## Aim
Write out every line of the material exactly as it appears.

(Stored dataset items)
------------------------------------------------------------
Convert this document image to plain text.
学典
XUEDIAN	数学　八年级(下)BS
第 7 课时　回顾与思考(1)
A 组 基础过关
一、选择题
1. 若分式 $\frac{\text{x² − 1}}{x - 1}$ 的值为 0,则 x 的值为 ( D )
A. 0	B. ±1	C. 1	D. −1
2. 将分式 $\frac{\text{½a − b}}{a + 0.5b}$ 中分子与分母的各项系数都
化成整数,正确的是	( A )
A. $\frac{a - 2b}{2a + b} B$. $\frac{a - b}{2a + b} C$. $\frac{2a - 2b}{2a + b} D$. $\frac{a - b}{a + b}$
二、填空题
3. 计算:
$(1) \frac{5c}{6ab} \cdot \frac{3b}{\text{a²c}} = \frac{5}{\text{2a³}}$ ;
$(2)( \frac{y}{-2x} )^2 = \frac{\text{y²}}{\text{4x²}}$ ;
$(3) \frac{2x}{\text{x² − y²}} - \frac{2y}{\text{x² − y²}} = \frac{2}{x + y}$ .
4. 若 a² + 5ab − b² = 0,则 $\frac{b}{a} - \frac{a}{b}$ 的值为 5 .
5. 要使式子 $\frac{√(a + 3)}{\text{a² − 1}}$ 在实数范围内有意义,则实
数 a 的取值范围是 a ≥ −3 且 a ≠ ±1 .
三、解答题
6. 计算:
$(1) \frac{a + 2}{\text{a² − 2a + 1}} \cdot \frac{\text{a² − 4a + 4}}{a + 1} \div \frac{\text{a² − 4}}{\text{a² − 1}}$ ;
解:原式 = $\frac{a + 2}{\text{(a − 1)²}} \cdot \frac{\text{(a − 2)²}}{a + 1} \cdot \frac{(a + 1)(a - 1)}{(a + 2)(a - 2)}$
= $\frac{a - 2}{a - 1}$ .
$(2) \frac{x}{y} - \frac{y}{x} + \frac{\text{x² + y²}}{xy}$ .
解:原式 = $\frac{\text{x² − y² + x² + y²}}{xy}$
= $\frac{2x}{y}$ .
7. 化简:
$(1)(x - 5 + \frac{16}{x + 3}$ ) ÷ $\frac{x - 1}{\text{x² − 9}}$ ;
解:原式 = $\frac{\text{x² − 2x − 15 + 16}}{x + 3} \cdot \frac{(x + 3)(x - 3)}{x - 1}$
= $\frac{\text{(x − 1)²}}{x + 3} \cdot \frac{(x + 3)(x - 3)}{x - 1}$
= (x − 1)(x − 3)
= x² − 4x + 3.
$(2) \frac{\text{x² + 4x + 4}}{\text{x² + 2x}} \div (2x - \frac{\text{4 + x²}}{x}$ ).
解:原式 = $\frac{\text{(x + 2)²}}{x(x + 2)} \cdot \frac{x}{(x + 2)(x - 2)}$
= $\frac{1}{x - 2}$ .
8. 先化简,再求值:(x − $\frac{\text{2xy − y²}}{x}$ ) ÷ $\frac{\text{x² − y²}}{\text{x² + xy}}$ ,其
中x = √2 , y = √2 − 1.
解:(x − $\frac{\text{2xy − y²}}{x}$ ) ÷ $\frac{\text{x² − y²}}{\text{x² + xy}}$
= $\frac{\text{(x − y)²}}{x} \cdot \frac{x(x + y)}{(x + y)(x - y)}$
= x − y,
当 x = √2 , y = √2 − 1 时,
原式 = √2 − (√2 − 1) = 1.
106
------------------------------------------------------------
## Result for this exercise
Convert this document image to plain text.
学典
XUEDIAN	数学　八年级(下)BS
第 7 课时　回顾与思考(1)
A 组 基础过关
一、选择题
1. 若分式 $\frac{\text{x² − 1}}{x - 1}$ 的值为 0,则 x 的值为 ( D )
A. 0	B. ±1	C. 1	D. −1
2. 将分式 $\frac{\text{½a − b}}{a + 0.5b}$ 中分子与分母的各项系数都
化成整数,正确的是	( A )
A. $\frac{a - 2b}{2a + b} B$. $\frac{a - b}{2a + b} C$. $\frac{2a - 2b}{2a + b} D$. $\frac{a - b}{a + b}$
二、填空题
3. 计算:
$(1) \frac{5c}{6ab} \cdot \frac{3b}{\text{a²c}} = \frac{5}{\text{2a³}}$ ;
$(2)( \frac{y}{-2x} )^2 = \frac{\text{y²}}{\text{4x²}}$ ;
$(3) \frac{2x}{\text{x² − y²}} - \frac{2y}{\text{x² − y²}} = \frac{2}{x + y}$ .
4. 若 a² + 5ab − b² = 0,则 $\frac{b}{a} - \frac{a}{b}$ 的值为 5 .
5. 要使式子 $\frac{√(a + 3)}{\text{a² − 1}}$ 在实数范围内有意义,则实
数 a 的取值范围是 a ≥ −3 且 a ≠ ±1 .
三、解答题
6. 计算:
$(1) \frac{a + 2}{\text{a² − 2a + 1}} \cdot \frac{\text{a² − 4a + 4}}{a + 1} \div \frac{\text{a² − 4}}{\text{a² − 1}}$ ;
解:原式 = $\frac{a + 2}{\text{(a − 1)²}} \cdot \frac{\text{(a − 2)²}}{a + 1} \cdot \frac{(a + 1)(a - 1)}{(a + 2)(a - 2)}$
= $\frac{a - 2}{a - 1}$ .
$(2) \frac{x}{y} - \frac{y}{x} + \frac{\text{x² + y²}}{xy}$ .
解:原式 = $\frac{\text{x² − y² + x² + y²}}{xy}$
= $\frac{2x}{y}$ .
7. 化简:
$(1)(x - 5 + \frac{16}{x + 3}$ ) ÷ $\frac{x - 1}{\text{x² − 9}}$ ;
解:原式 = $\frac{\text{x² − 2x − 15 + 16}}{x + 3} \cdot \frac{(x + 3)(x - 3)}{x - 1}$
= $\frac{\text{(x − 1)²}}{x + 3} \cdot \frac{(x + 3)(x - 3)}{x - 1}$
= (x − 1)(x − 3)
= x² − 4x + 3.
$(2) \frac{\text{x² + 4x + 4}}{\text{x² + 2x}} \div (2x - \frac{\text{4 + x²}}{x}$ ).
解:原式 = $\frac{\text{(x + 2)²}}{x(x + 2)} \cdot \frac{x}{(x + 2)(x - 2)}$
= $\frac{1}{x - 2}$ .
8. 先化简,再求值:(x − $\frac{\text{2xy − y²}}{x}$ ) ÷ $\frac{\text{x² − y²}}{\text{x² + xy}}$ ,其
中x = √2 , y = √2 − 1.
解:(x − $\frac{\text{2xy − y²}}{x}$ ) ÷ $\frac{\text{x² − y²}}{\text{x² + xy}}$
= $\frac{\text{(x − y)²}}{x} \cdot \frac{x(x + y)}{(x + y)(x - y)}$
= x − y,
当 x = √2 , y = √2 − 1 时,
原式 = √2 − (√2 − 1) = 1.
106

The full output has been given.